• [EXERCISE AIM]: All the data should come back exactly as it was given.

• [MATERIAL FOR THIS TASK]:
● ● ● ● ●

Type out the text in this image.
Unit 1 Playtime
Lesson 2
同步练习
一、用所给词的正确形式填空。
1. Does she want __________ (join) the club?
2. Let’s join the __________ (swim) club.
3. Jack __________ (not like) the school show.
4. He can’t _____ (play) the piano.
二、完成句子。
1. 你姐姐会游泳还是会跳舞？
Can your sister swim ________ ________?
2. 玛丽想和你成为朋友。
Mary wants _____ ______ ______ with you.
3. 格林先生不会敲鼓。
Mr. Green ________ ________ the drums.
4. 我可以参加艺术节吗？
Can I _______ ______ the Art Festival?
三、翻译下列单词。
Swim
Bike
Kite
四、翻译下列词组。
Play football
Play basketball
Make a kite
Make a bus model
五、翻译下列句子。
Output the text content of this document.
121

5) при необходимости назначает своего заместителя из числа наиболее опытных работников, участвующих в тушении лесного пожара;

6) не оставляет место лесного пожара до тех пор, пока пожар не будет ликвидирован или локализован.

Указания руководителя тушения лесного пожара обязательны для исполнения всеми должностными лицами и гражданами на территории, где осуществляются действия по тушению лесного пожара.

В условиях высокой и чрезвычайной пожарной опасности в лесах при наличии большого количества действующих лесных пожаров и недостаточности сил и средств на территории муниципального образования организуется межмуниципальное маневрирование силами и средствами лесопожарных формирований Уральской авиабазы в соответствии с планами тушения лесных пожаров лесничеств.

● ● ● ● ●

• [COMPLETED EXERCISE]:
Type out the text in this image.
Unit 1 Playtime
Lesson 2
同步练习
一、用所给词的正确形式填空。
1. Does she want __________ (join) the club?
2. Let’s join the __________ (swim) club.
3. Jack __________ (not like) the school show.
4. He can’t _____ (play) the piano.
二、完成句子。
1. 你姐姐会游泳还是会跳舞？
Can your sister swim ________ ________?
2. 玛丽想和你成为朋友。
Mary wants _____ ______ ______ with you.
3. 格林先生不会敲鼓。
Mr. Green ________ ________ the drums.
4. 我可以参加艺术节吗？
Can I _______ ______ the Art Festival?
三、翻译下列单词。
Swim
Bike
Kite
四、翻译下列词组。
Play football
Play basketball
Make a kite
Make a bus model
五、翻译下列句子。
Output the text content of this document.
121

5) при необходимости назначает своего заместителя из числа наиболее опытных работников, участвующих в тушении лесного пожара;

6) не оставляет место лесного пожара до тех пор, пока пожар не будет ликвидирован или локализован.

Указания руководителя тушения лесного пожара обязательны для исполнения всеми должностными лицами и гражданами на территории, где осуществляются действия по тушению лесного пожара.

В условиях высокой и чрезвычайной пожарной опасности в лесах при наличии большого количества действующих лесных пожаров и недостаточности сил и средств на территории муниципального образования организуется межмуниципальное маневрирование силами и средствами лесопожарных формирований Уральской авиабазы в соответствии с планами тушения лесных пожаров лесничеств.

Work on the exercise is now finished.